TASK OBJECTIVE:
Write out each line beneath this one exactly as it reads.

DATA RECORDS:
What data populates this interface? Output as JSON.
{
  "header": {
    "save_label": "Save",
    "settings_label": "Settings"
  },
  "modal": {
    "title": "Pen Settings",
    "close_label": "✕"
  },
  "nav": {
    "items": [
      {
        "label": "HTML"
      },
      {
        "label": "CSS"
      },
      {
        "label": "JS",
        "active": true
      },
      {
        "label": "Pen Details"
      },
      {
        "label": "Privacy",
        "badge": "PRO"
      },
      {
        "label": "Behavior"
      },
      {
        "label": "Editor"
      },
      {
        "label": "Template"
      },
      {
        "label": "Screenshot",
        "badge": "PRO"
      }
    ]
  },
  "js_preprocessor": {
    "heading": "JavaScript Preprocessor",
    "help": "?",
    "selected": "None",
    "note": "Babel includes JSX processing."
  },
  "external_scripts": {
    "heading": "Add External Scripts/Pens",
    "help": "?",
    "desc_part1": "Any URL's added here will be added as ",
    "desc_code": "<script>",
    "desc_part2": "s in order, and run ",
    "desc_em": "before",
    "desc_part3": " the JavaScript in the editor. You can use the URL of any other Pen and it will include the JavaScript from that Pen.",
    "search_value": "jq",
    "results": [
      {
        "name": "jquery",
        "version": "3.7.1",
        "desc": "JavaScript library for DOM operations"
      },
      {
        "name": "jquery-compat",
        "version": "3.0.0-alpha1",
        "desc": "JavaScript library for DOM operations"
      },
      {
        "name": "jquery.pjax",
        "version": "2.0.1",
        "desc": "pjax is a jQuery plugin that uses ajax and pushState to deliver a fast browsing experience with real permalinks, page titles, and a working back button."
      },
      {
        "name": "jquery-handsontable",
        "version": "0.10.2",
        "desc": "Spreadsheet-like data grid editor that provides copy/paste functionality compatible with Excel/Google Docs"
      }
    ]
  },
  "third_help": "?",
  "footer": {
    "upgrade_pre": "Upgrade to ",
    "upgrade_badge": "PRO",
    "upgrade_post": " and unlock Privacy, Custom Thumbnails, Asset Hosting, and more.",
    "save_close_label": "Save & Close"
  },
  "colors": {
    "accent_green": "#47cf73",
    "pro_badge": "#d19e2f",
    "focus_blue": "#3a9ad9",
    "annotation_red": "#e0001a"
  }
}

RESPONSE TO THE EXERCISE:
What data populates this interface? Output as JSON.
{
  "header": {
    "save_label": "Save",
    "settings_label": "Settings"
  },
  "modal": {
    "title": "Pen Settings",
    "close_label": "✕"
  },
  "nav": {
    "items": [
      {
        "label": "HTML"
      },
      {
        "label": "CSS"
      },
      {
        "label": "JS",
        "active": true
      },
      {
        "label": "Pen Details"
      },
      {
        "label": "Privacy",
        "badge": "PRO"
      },
      {
        "label": "Behavior"
      },
      {
        "label": "Editor"
      },
      {
        "label": "Template"
      },
      {
        "label": "Screenshot",
        "badge": "PRO"
      }
    ]
  },
  "js_preprocessor": {
    "heading": "JavaScript Preprocessor",
    "help": "?",
    "selected": "None",
    "note": "Babel includes JSX processing."
  },
  "external_scripts": {
    "heading": "Add External Scripts/Pens",
    "help": "?",
    "desc_part1": "Any URL's added here will be added as ",
    "desc_code": "<script>",
    "desc_part2": "s in order, and run ",
    "desc_em": "before",
    "desc_part3": " the JavaScript in the editor. You can use the URL of any other Pen and it will include the JavaScript from that Pen.",
    "search_value": "jq",
    "results": [
      {
        "name": "jquery",
        "version": "3.7.1",
        "desc": "JavaScript library for DOM operations"
      },
      {
        "name": "jquery-compat",
        "version": "3.0.0-alpha1",
        "desc": "JavaScript library for DOM operations"
      },
      {
        "name": "jquery.pjax",
        "version": "2.0.1",
        "desc": "pjax is a jQuery plugin that uses ajax and pushState to deliver a fast browsing experience with real permalinks, page titles, and a working back button."
      },
      {
        "name": "jquery-handsontable",
        "version": "0.10.2",
        "desc": "Spreadsheet-like data grid editor that provides copy/paste functionality compatible with Excel/Google Docs"
      }
    ]
  },
  "third_help": "?",
  "footer": {
    "upgrade_pre": "Upgrade to ",
    "upgrade_badge": "PRO",
    "upgrade_post": " and unlock Privacy, Custom Thumbnails, Asset Hosting, and more.",
    "save_close_label": "Save & Close"
  },
  "colors": {
    "accent_green": "#47cf73",
    "pro_badge": "#d19e2f",
    "focus_blue": "#3a9ad9",
    "annotation_red": "#e0001a"
  }
}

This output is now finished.